** Begin Supplied data **
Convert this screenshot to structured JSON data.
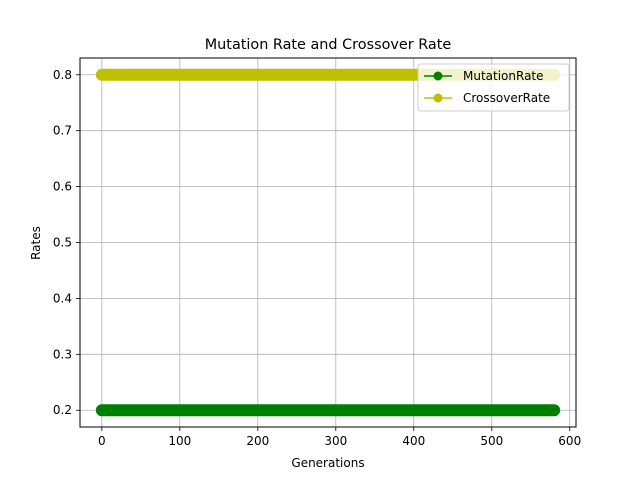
{
  "chart_data": {
    "type": "line",
    "title": "Mutation Rate and Crossover Rate",
    "xlabel": "Generations",
    "ylabel": "Rates",
    "xlim": [
      -28,
      608
    ],
    "ylim": [
      0.17,
      0.83
    ],
    "x_ticks": [
      0,
      100,
      200,
      300,
      400,
      500,
      600
    ],
    "y_ticks": [
      0.2,
      0.3,
      0.4,
      0.5,
      0.6,
      0.7,
      0.8
    ],
    "grid": true,
    "legend_position": "top-right",
    "x_range": [
      0,
      580
    ],
    "series": [
      {
        "name": "MutationRate",
        "color": "#008000",
        "marker": "circle",
        "value": 0.2,
        "x_start": 0,
        "x_end": 580
      },
      {
        "name": "CrossoverRate",
        "color": "#bfbf00",
        "marker": "circle",
        "value": 0.8,
        "x_start": 0,
        "x_end": 580
      }
    ]
  }
}
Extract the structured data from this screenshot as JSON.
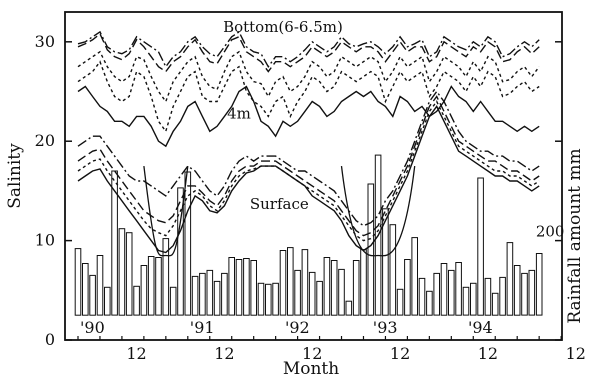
{
  "chart_data": {
    "type": "bar",
    "title": "",
    "xlabel": "Month",
    "ylabel": "Salinity",
    "y2label": "Rainfall amount mm",
    "ylim": [
      0,
      33
    ],
    "y_ticks": [
      0,
      10,
      20,
      30
    ],
    "x_ticks": [
      {
        "label": "12",
        "month": 8
      },
      {
        "label": "12",
        "month": 20
      },
      {
        "label": "12",
        "month": 32
      },
      {
        "label": "12",
        "month": 44
      },
      {
        "label": "12",
        "month": 56
      },
      {
        "label": "12",
        "month": 68
      }
    ],
    "year_labels": [
      {
        "label": "'90",
        "month": 0
      },
      {
        "label": "'91",
        "month": 15
      },
      {
        "label": "'92",
        "month": 28
      },
      {
        "label": "'93",
        "month": 40
      },
      {
        "label": "'94",
        "month": 53
      }
    ],
    "annotations": [
      {
        "text": "Bottom(6-6.5m)",
        "month": 28,
        "y": 31
      },
      {
        "text": "4m",
        "month": 22,
        "y": 22.3
      },
      {
        "text": "Surface",
        "month": 27.5,
        "y": 13.2
      },
      {
        "text": "200",
        "month": 64.5,
        "y": 10.4
      }
    ],
    "series": [
      {
        "style": "dashdot",
        "values": [
          29.8,
          30,
          30.5,
          31,
          29.5,
          29,
          28.8,
          29.2,
          30.5,
          30,
          29.5,
          29,
          27.5,
          28.5,
          29,
          30,
          30.5,
          29.5,
          28.8,
          28.5,
          29.5,
          30.5,
          31,
          29.5,
          29,
          28.8,
          27.5,
          28.5,
          28.5,
          28,
          28.5,
          29.2,
          30,
          29.5,
          29,
          29.5,
          30.5,
          29.8,
          29.5,
          29.8,
          30,
          29.5,
          28.8,
          29.5,
          30.5,
          29.5,
          29.8,
          30.2,
          28.5,
          29,
          30.5,
          30,
          29.5,
          29.2,
          30,
          29.5,
          30.5,
          30,
          28.5,
          28.8,
          29.5,
          30,
          29.5,
          30.2
        ]
      },
      {
        "style": "dashed",
        "values": [
          29.5,
          29.8,
          30.2,
          30.8,
          29.2,
          28.5,
          28.2,
          28.8,
          30.2,
          29.5,
          28.5,
          27.5,
          27,
          28,
          28.5,
          29.5,
          30.2,
          29,
          28,
          27.8,
          29,
          30.2,
          30.5,
          29,
          28.5,
          28,
          27,
          28,
          28,
          27.5,
          28,
          28.5,
          29.5,
          29,
          28.5,
          29,
          30,
          29.5,
          29,
          29.5,
          29.5,
          29,
          28,
          29,
          30,
          29,
          29.5,
          29.5,
          28,
          28.5,
          30,
          29.5,
          29,
          28.5,
          29.5,
          29,
          30,
          29.5,
          28,
          28.2,
          29,
          29.5,
          28.8,
          29.5
        ]
      },
      {
        "style": "dotted",
        "values": [
          27.5,
          28,
          28.5,
          29,
          27.5,
          26.5,
          26,
          26.5,
          28.5,
          28.2,
          26.5,
          25,
          24,
          26,
          27,
          28,
          28.5,
          26.5,
          25.5,
          25.2,
          27,
          28.5,
          29,
          27,
          26,
          25.8,
          24.5,
          26,
          26.5,
          25,
          25.5,
          26.5,
          28,
          27.5,
          26.5,
          27,
          28.5,
          28,
          27.5,
          28,
          28.5,
          28,
          26,
          27,
          28.5,
          27.5,
          28,
          28.5,
          26,
          27,
          28.5,
          28,
          27.5,
          26.5,
          28,
          27,
          28.5,
          28,
          26,
          26.2,
          27,
          27.5,
          26.5,
          27.5
        ]
      },
      {
        "style": "dotted",
        "values": [
          26,
          26.5,
          27,
          28,
          26,
          24.5,
          24,
          24.5,
          27,
          26.5,
          24.5,
          22,
          21,
          23.5,
          25,
          26.5,
          27,
          24.5,
          24,
          24,
          25.5,
          27,
          27.5,
          25,
          24,
          23.5,
          22.5,
          24,
          24.5,
          22.5,
          24,
          25,
          26.5,
          26,
          25,
          25.5,
          27,
          26.5,
          26,
          26.5,
          27,
          26.5,
          24,
          25.5,
          27,
          26,
          26.5,
          27,
          24.5,
          25.5,
          27,
          26.5,
          26,
          25,
          26.5,
          25.5,
          27,
          26.5,
          24.5,
          24.8,
          25.5,
          26,
          25,
          25.5
        ]
      },
      {
        "style": "solid",
        "values": [
          25,
          25.5,
          24.5,
          23.5,
          23,
          22,
          22,
          21.5,
          22.5,
          22.5,
          21.5,
          20,
          19.5,
          21,
          22,
          23.5,
          24,
          22.5,
          21,
          21.5,
          22.5,
          23.5,
          25,
          25.5,
          24,
          22,
          21.5,
          20.5,
          22,
          21.5,
          22,
          23,
          24,
          23.5,
          22.5,
          23,
          24,
          24.5,
          25,
          24.5,
          25,
          24,
          23.5,
          22.5,
          24.5,
          24,
          23,
          23.5,
          22.5,
          23,
          24,
          25.5,
          24.5,
          24,
          23,
          24,
          23,
          22,
          22,
          21.5,
          21,
          21.5,
          21,
          21.5
        ]
      },
      {
        "style": "dashdot",
        "values": [
          19.5,
          20,
          20.5,
          20.5,
          19.5,
          18.5,
          17.5,
          16.5,
          16,
          16,
          15.5,
          15,
          14.5,
          15.5,
          16.5,
          17.5,
          17,
          16,
          15,
          14.5,
          15.5,
          17,
          18,
          18.5,
          18,
          18.5,
          18.5,
          18.5,
          18,
          17.5,
          17,
          17,
          16.5,
          16,
          15.5,
          15,
          14,
          13,
          12,
          11.5,
          11.8,
          12.5,
          14,
          15,
          16.5,
          18,
          20,
          22,
          24,
          25,
          24,
          22.5,
          21,
          20,
          19.5,
          19,
          19,
          18.5,
          18.5,
          18,
          18,
          17.5,
          17,
          17.5
        ]
      },
      {
        "style": "dashed",
        "values": [
          18,
          18.5,
          19,
          19.2,
          18,
          17,
          16,
          15,
          14,
          13,
          12.5,
          12,
          11.8,
          12.5,
          14,
          15.5,
          15.5,
          14.8,
          14,
          13.5,
          14.5,
          16,
          17,
          17.5,
          17.5,
          18,
          18,
          18,
          17.5,
          17,
          16.5,
          16,
          15.5,
          15,
          14.5,
          14,
          13,
          12,
          11,
          10.5,
          10.8,
          11.5,
          13,
          14.5,
          16,
          17.5,
          19.5,
          21.5,
          23.5,
          24.5,
          23,
          21.5,
          20,
          19.5,
          19,
          18.5,
          18,
          18,
          17.5,
          17,
          17,
          16.5,
          16,
          16.5
        ]
      },
      {
        "style": "dotted",
        "values": [
          17,
          17.5,
          18,
          18.2,
          17,
          16,
          15,
          14,
          13,
          12,
          11.2,
          10.8,
          10.5,
          11.5,
          13,
          14.5,
          15,
          14.5,
          13.5,
          13,
          14,
          15.5,
          16.5,
          17,
          17.2,
          17.5,
          17.5,
          17.5,
          17,
          16.5,
          16,
          15.5,
          15,
          14.5,
          14,
          13.5,
          12.5,
          11.5,
          10.5,
          10,
          10.2,
          11,
          12.5,
          14,
          15.5,
          17,
          19,
          21,
          23,
          24,
          22.5,
          21,
          19.5,
          19,
          18.5,
          18,
          17.5,
          17,
          17,
          16.5,
          16.5,
          16,
          15.5,
          16
        ]
      },
      {
        "style": "solid",
        "values": [
          16,
          16.5,
          17,
          17.2,
          16,
          15,
          14,
          13,
          12,
          11,
          10,
          9,
          8.8,
          9.5,
          11,
          13,
          14.5,
          14,
          13,
          12.8,
          13.5,
          15,
          16,
          16.8,
          17,
          17.5,
          17.5,
          17.5,
          17,
          16.5,
          16,
          15.5,
          14.5,
          14,
          13.5,
          13,
          12,
          10.5,
          9.5,
          9,
          9.5,
          10.5,
          12,
          13.5,
          15,
          16.5,
          18.5,
          20.5,
          22.5,
          23.5,
          22,
          20.5,
          19,
          18.5,
          18,
          17.5,
          17,
          16.5,
          16.5,
          16,
          16,
          15.5,
          15,
          15.5
        ]
      }
    ],
    "bars": {
      "name": "Rainfall amount",
      "values": [
        6.7,
        5.2,
        4,
        6,
        2.8,
        14.5,
        8.7,
        8.3,
        2.9,
        5,
        5.9,
        5.8,
        7.7,
        2.8,
        12.8,
        14.4,
        3.9,
        4.2,
        4.5,
        3.4,
        4.2,
        5.8,
        5.6,
        5.7,
        5.5,
        3.2,
        3.1,
        3.2,
        6.5,
        6.8,
        4.5,
        6.6,
        4.3,
        3.4,
        5.8,
        5.5,
        4.6,
        1.4,
        5.5,
        6.6,
        13.2,
        16.1,
        10.7,
        9.1,
        2.6,
        5.6,
        7.8,
        3.7,
        2.4,
        4.2,
        5.2,
        4.5,
        5.3,
        2.8,
        3.2,
        13.8,
        3.7,
        2.2,
        3.8,
        7.3,
        5,
        4.2,
        4.5,
        6.2
      ]
    },
    "bar_baseline": 2.5,
    "curve": [
      17.5,
      8.5
    ]
  }
}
** End Supplied data **
● Instructions for the task: Find each line that has the word "JSON", then copy it out.

● Worked solution:
Convert this screenshot to structured JSON data.
Extract the structured data from this screenshot as JSON.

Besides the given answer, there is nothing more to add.